- **WHAT YOU NEED TO DO**
Print the listing below in its entirety, character for character.

- **RECORDS TO PROCESS**
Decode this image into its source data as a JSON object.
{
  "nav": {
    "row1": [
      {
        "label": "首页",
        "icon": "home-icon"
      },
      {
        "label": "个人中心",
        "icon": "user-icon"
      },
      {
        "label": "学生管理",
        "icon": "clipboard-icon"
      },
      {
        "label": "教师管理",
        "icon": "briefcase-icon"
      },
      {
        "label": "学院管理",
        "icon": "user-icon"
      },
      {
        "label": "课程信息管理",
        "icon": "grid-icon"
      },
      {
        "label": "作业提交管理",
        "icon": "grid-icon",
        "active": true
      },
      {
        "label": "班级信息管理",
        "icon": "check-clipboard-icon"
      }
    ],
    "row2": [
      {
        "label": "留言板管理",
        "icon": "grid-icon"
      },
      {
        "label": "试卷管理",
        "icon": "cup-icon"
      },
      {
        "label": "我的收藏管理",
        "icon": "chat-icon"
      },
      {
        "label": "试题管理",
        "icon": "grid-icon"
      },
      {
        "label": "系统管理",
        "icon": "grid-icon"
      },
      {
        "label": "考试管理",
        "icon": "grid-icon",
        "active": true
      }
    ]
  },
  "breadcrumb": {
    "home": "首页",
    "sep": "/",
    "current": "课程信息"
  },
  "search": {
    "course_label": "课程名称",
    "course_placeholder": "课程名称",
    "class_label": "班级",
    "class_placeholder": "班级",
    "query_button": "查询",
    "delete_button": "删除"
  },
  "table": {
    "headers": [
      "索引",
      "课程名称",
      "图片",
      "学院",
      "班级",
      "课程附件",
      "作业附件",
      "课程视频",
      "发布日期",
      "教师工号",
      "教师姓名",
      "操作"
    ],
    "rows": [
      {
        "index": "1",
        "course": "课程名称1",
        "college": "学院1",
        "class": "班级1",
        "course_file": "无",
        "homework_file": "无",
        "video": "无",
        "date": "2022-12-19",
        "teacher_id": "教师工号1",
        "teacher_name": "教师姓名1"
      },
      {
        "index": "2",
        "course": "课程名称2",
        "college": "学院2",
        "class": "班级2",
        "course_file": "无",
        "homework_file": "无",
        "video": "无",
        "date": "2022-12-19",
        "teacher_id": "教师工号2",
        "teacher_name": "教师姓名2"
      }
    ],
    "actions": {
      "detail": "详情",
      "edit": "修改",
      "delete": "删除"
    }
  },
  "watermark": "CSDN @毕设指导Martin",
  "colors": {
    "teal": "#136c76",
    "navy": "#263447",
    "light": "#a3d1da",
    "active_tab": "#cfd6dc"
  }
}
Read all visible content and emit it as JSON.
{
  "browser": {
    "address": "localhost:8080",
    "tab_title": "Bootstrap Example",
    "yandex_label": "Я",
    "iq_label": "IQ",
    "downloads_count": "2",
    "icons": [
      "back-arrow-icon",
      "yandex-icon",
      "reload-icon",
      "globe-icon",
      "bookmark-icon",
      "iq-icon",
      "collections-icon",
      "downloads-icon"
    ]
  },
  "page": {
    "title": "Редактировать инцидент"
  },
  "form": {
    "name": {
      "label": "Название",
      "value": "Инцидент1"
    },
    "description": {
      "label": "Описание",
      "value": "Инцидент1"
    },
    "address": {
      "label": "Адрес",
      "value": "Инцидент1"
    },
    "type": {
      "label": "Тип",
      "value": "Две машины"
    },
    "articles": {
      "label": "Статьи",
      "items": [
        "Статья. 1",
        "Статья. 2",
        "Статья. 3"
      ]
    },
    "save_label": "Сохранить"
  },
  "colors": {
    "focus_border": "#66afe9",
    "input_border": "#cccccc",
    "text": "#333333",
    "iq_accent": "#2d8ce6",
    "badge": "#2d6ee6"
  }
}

- **ANSWER TO THIS TASK**
Decode this image into its source data as a JSON object.
{
  "nav": {
    "row1": [
      {
        "label": "首页",
        "icon": "home-icon"
      },
      {
        "label": "个人中心",
        "icon": "user-icon"
      },
      {
        "label": "学生管理",
        "icon": "clipboard-icon"
      },
      {
        "label": "教师管理",
        "icon": "briefcase-icon"
      },
      {
        "label": "学院管理",
        "icon": "user-icon"
      },
      {
        "label": "课程信息管理",
        "icon": "grid-icon"
      },
      {
        "label": "作业提交管理",
        "icon": "grid-icon",
        "active": true
      },
      {
        "label": "班级信息管理",
        "icon": "check-clipboard-icon"
      }
    ],
    "row2": [
      {
        "label": "留言板管理",
        "icon": "grid-icon"
      },
      {
        "label": "试卷管理",
        "icon": "cup-icon"
      },
      {
        "label": "我的收藏管理",
        "icon": "chat-icon"
      },
      {
        "label": "试题管理",
        "icon": "grid-icon"
      },
      {
        "label": "系统管理",
        "icon": "grid-icon"
      },
      {
        "label": "考试管理",
        "icon": "grid-icon",
        "active": true
      }
    ]
  },
  "breadcrumb": {
    "home": "首页",
    "sep": "/",
    "current": "课程信息"
  },
  "search": {
    "course_label": "课程名称",
    "course_placeholder": "课程名称",
    "class_label": "班级",
    "class_placeholder": "班级",
    "query_button": "查询",
    "delete_button": "删除"
  },
  "table": {
    "headers": [
      "索引",
      "课程名称",
      "图片",
      "学院",
      "班级",
      "课程附件",
      "作业附件",
      "课程视频",
      "发布日期",
      "教师工号",
      "教师姓名",
      "操作"
    ],
    "rows": [
      {
        "index": "1",
        "course": "课程名称1",
        "college": "学院1",
        "class": "班级1",
        "course_file": "无",
        "homework_file": "无",
        "video": "无",
        "date": "2022-12-19",
        "teacher_id": "教师工号1",
        "teacher_name": "教师姓名1"
      },
      {
        "index": "2",
        "course": "课程名称2",
        "college": "学院2",
        "class": "班级2",
        "course_file": "无",
        "homework_file": "无",
        "video": "无",
        "date": "2022-12-19",
        "teacher_id": "教师工号2",
        "teacher_name": "教师姓名2"
      }
    ],
    "actions": {
      "detail": "详情",
      "edit": "修改",
      "delete": "删除"
    }
  },
  "watermark": "CSDN @毕设指导Martin",
  "colors": {
    "teal": "#136c76",
    "navy": "#263447",
    "light": "#a3d1da",
    "active_tab": "#cfd6dc"
  }
}
Read all visible content and emit it as JSON.
{
  "browser": {
    "address": "localhost:8080",
    "tab_title": "Bootstrap Example",
    "yandex_label": "Я",
    "iq_label": "IQ",
    "downloads_count": "2",
    "icons": [
      "back-arrow-icon",
      "yandex-icon",
      "reload-icon",
      "globe-icon",
      "bookmark-icon",
      "iq-icon",
      "collections-icon",
      "downloads-icon"
    ]
  },
  "page": {
    "title": "Редактировать инцидент"
  },
  "form": {
    "name": {
      "label": "Название",
      "value": "Инцидент1"
    },
    "description": {
      "label": "Описание",
      "value": "Инцидент1"
    },
    "address": {
      "label": "Адрес",
      "value": "Инцидент1"
    },
    "type": {
      "label": "Тип",
      "value": "Две машины"
    },
    "articles": {
      "label": "Статьи",
      "items": [
        "Статья. 1",
        "Статья. 2",
        "Статья. 3"
      ]
    },
    "save_label": "Сохранить"
  },
  "colors": {
    "focus_border": "#66afe9",
    "input_border": "#cccccc",
    "text": "#333333",
    "iq_accent": "#2d8ce6",
    "badge": "#2d6ee6"
  }
}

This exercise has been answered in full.